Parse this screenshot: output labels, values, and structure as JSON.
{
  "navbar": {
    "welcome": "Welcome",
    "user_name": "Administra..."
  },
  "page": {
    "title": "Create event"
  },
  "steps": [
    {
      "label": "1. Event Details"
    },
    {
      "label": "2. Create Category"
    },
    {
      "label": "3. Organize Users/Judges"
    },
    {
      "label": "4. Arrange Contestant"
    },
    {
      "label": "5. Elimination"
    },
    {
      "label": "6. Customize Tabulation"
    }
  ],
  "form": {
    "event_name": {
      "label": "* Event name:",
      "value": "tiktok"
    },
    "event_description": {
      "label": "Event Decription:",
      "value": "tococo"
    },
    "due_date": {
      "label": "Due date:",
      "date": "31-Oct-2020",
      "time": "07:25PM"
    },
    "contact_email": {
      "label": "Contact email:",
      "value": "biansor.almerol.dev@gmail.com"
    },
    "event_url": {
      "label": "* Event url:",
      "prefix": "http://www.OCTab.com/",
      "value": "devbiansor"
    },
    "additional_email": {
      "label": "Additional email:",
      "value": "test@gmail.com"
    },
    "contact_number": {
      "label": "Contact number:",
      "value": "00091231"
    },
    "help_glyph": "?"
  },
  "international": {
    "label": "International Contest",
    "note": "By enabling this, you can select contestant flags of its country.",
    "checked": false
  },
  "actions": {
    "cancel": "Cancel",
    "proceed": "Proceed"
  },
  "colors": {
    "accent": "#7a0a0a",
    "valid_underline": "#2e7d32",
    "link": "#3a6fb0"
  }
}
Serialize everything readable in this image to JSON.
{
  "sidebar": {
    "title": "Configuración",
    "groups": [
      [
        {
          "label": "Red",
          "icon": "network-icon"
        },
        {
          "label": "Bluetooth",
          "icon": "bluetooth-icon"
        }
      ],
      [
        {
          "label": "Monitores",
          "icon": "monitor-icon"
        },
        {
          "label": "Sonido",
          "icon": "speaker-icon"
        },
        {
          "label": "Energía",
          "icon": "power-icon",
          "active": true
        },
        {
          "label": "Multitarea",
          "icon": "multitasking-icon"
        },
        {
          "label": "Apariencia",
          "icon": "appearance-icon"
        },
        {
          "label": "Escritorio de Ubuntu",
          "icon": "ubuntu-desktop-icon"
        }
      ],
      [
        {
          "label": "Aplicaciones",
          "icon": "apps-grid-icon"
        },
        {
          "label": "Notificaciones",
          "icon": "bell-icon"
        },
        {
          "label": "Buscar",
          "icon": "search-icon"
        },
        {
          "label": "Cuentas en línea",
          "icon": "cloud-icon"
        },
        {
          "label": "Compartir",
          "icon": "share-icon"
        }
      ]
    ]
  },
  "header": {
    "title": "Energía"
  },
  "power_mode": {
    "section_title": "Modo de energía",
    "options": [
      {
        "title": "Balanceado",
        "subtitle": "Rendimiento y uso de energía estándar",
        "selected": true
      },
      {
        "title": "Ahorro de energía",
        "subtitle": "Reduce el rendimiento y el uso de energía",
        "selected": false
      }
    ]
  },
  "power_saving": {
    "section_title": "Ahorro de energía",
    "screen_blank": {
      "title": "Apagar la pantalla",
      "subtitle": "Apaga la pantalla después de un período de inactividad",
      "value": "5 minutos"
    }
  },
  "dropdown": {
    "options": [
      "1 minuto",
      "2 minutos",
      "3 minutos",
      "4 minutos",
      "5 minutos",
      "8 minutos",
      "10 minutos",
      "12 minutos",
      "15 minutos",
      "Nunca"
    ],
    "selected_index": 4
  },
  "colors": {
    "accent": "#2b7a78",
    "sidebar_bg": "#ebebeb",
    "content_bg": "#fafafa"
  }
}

-=-=-

TASK => Print out all the entries precisely as written.

WRITTEN SOLUTION =>
Parse this screenshot: output labels, values, and structure as JSON.
{
  "navbar": {
    "welcome": "Welcome",
    "user_name": "Administra..."
  },
  "page": {
    "title": "Create event"
  },
  "steps": [
    {
      "label": "1. Event Details"
    },
    {
      "label": "2. Create Category"
    },
    {
      "label": "3. Organize Users/Judges"
    },
    {
      "label": "4. Arrange Contestant"
    },
    {
      "label": "5. Elimination"
    },
    {
      "label": "6. Customize Tabulation"
    }
  ],
  "form": {
    "event_name": {
      "label": "* Event name:",
      "value": "tiktok"
    },
    "event_description": {
      "label": "Event Decription:",
      "value": "tococo"
    },
    "due_date": {
      "label": "Due date:",
      "date": "31-Oct-2020",
      "time": "07:25PM"
    },
    "contact_email": {
      "label": "Contact email:",
      "value": "biansor.almerol.dev@gmail.com"
    },
    "event_url": {
      "label": "* Event url:",
      "prefix": "http://www.OCTab.com/",
      "value": "devbiansor"
    },
    "additional_email": {
      "label": "Additional email:",
      "value": "test@gmail.com"
    },
    "contact_number": {
      "label": "Contact number:",
      "value": "00091231"
    },
    "help_glyph": "?"
  },
  "international": {
    "label": "International Contest",
    "note": "By enabling this, you can select contestant flags of its country.",
    "checked": false
  },
  "actions": {
    "cancel": "Cancel",
    "proceed": "Proceed"
  },
  "colors": {
    "accent": "#7a0a0a",
    "valid_underline": "#2e7d32",
    "link": "#3a6fb0"
  }
}
Serialize everything readable in this image to JSON.
{
  "sidebar": {
    "title": "Configuración",
    "groups": [
      [
        {
          "label": "Red",
          "icon": "network-icon"
        },
        {
          "label": "Bluetooth",
          "icon": "bluetooth-icon"
        }
      ],
      [
        {
          "label": "Monitores",
          "icon": "monitor-icon"
        },
        {
          "label": "Sonido",
          "icon": "speaker-icon"
        },
        {
          "label": "Energía",
          "icon": "power-icon",
          "active": true
        },
        {
          "label": "Multitarea",
          "icon": "multitasking-icon"
        },
        {
          "label": "Apariencia",
          "icon": "appearance-icon"
        },
        {
          "label": "Escritorio de Ubuntu",
          "icon": "ubuntu-desktop-icon"
        }
      ],
      [
        {
          "label": "Aplicaciones",
          "icon": "apps-grid-icon"
        },
        {
          "label": "Notificaciones",
          "icon": "bell-icon"
        },
        {
          "label": "Buscar",
          "icon": "search-icon"
        },
        {
          "label": "Cuentas en línea",
          "icon": "cloud-icon"
        },
        {
          "label": "Compartir",
          "icon": "share-icon"
        }
      ]
    ]
  },
  "header": {
    "title": "Energía"
  },
  "power_mode": {
    "section_title": "Modo de energía",
    "options": [
      {
        "title": "Balanceado",
        "subtitle": "Rendimiento y uso de energía estándar",
        "selected": true
      },
      {
        "title": "Ahorro de energía",
        "subtitle": "Reduce el rendimiento y el uso de energía",
        "selected": false
      }
    ]
  },
  "power_saving": {
    "section_title": "Ahorro de energía",
    "screen_blank": {
      "title": "Apagar la pantalla",
      "subtitle": "Apaga la pantalla después de un período de inactividad",
      "value": "5 minutos"
    }
  },
  "dropdown": {
    "options": [
      "1 minuto",
      "2 minutos",
      "3 minutos",
      "4 minutos",
      "5 minutos",
      "8 minutos",
      "10 minutos",
      "12 minutos",
      "15 minutos",
      "Nunca"
    ],
    "selected_index": 4
  },
  "colors": {
    "accent": "#2b7a78",
    "sidebar_bg": "#ebebeb",
    "content_bg": "#fafafa"
  }
}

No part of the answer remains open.